SUPPLIED TEXT:
══════════════════════════════

A ribbon or riband is a thin band of material, typically cloth but also plastic or sometimes metal, used primarily as decorative binding and tying. Cloth ribbons are made of natural materials such as silk, cotton, and jute and of synthetic materials, such as polyester, nylon, and polypropylene. Ribbon is used for useful, ornamental, and symbolic purposes. Cultures around the world use ribbon in their hair, around the body, and as ornament on non-human animals, buildings, and packaging. Some popular fabrics used to make ribbons are satin, organza, sheer, silk, velvet, and grosgrain.

Etymology
The word ribbon comes from Middle English ribban or riban from Old French ruban, which is probably of Germanic origin.

Cloth

Along with that of tapes, fringes, and other smallwares, the manufacture of cloth ribbons forms a special department of the textile industries. The essential feature of a ribbon loom is the simultaneous weaving in one loom frame of two or more webs, going up to as many as forty narrow fabrics in modern looms. To affect the conjoined throwing of all the shuttles and the various other movements of the loom, the automatic action of the power-loom is necessary, and it is a remarkable fact that the self-acting ribbon loom was known and extensively used more than a century before the famous invention of Cartwright. A loom in which several narrow webs could be woven at one time is mentioned as having been working in Dantzig towards the end of the 16th century. Similar looms were at work in Leiden in 1620, where their use gave rise to so much discontent and rioting on the part of the weavers that the states-general had to prohibit their use. The prohibition was renewed at various intervals throughout the century, and in the same interval the use of the ribbon loom was interdicted in most of the principal industrial centres of Europe. In 1676, under the name of the Dutch loom or engine loom, it was brought to London, and although its introduction there caused some disturbance, it does not appear to have been prohibited. In 1745, John Kay, the inventor of the fly-shuttle, obtained, conjointly with Joseph Stell, a patent for improvements in the ribbon loom. Since that period, it has benefited by the inventions applied to weaving machinery generally.

══════════════════════════════

THE TASKS:
(1) Rewrite the ribbon text from "A ribbon or" to "of Germanic origin.", replacing "silk" with "linen".
(2) Carry the ribbon text further, picking up after its final sentence.

GIVEN MATERIAL:

══════════════════════════════

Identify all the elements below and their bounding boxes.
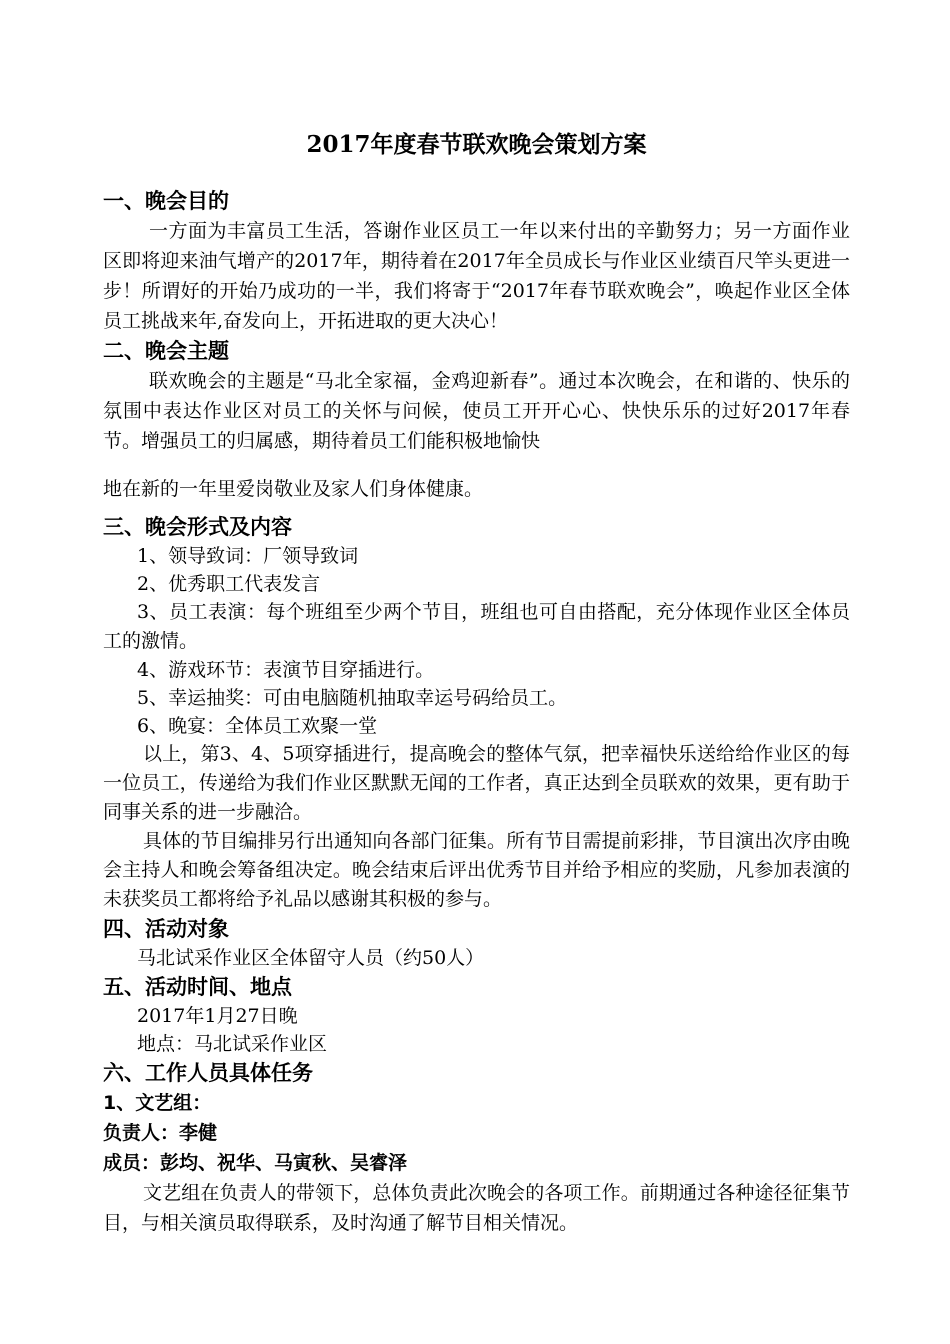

══════════════════════════════

RESULTS BY TASK:
(1)
A ribbon or riband is a thin band of material, typically cloth but also plastic or sometimes metal, used primarily as decorative binding and tying. Cloth ribbons are made of natural materials such as linen, cotton, and jute and of synthetic materials, such as polyester, nylon, and polypropylene. Ribbon is used for useful, ornamental, and symbolic purposes. Cultures around the world use ribbon in their hair, around the body, and as ornament on non-human animals, buildings, and packaging. Some popular fabrics used to make ribbons are satin, organza, sheer, linen, velvet, and grosgrain.

Etymology
The word ribbon comes from Middle English ribban or riban from Old French ruban, which is probably of Germanic origin.

(2)
Ribbon-weaving is known to have been established near St. Etienne (dep. Loire) as early as the 11th century, and that town has remained the headquarters of the industry in Europe. During the Huguenot troubles, ribbon-weavers from St. Etienne settled at Basel, and there, established an industry which in modern times has rivalled that of the original seat of the trade.  In the late 19th century a Frenchman known as C.M. Offray— himself from St. Etienne— moved his ribbon business to the United States and set up a company called "C.M. Offray & Sons, Inc" which went on to become a huge manufacturer of ribbons in North America.  In Germany,  Krefeld is the centre of the ribbon industry; the manufacture of black velvet ribbon being a specialty. In England. Coventry is the most important seat of ribbon-making, which is also prosecuted at Norwich and Leicester.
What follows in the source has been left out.